**The request:** Look through the data for the string "arország". Copy every line where it is found.

[Stored items]
:::

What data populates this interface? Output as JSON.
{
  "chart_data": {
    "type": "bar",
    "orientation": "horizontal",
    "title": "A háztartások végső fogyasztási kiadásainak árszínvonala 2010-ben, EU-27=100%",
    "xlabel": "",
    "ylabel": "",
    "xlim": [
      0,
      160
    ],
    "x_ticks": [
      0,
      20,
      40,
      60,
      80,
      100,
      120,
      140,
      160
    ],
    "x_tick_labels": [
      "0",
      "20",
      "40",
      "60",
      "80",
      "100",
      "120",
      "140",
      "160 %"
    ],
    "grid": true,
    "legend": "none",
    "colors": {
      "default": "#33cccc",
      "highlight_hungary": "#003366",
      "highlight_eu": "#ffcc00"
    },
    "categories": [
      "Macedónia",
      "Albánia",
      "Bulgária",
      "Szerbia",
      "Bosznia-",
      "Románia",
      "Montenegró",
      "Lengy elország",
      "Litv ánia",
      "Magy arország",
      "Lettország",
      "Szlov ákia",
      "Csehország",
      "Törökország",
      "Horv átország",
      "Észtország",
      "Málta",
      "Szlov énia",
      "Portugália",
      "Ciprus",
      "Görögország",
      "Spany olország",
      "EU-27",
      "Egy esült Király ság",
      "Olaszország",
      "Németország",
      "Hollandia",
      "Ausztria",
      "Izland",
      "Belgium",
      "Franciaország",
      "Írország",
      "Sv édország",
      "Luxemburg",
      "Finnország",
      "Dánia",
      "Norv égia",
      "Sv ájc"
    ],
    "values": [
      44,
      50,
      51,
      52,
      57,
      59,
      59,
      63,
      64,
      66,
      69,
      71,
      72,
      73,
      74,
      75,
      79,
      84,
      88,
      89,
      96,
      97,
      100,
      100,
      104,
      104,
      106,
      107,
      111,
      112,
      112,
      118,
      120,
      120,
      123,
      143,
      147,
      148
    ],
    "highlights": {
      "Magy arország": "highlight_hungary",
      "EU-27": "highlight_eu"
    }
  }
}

:::

**The output:**
      "Magy arország",
      "Magy arország": "highlight_hungary",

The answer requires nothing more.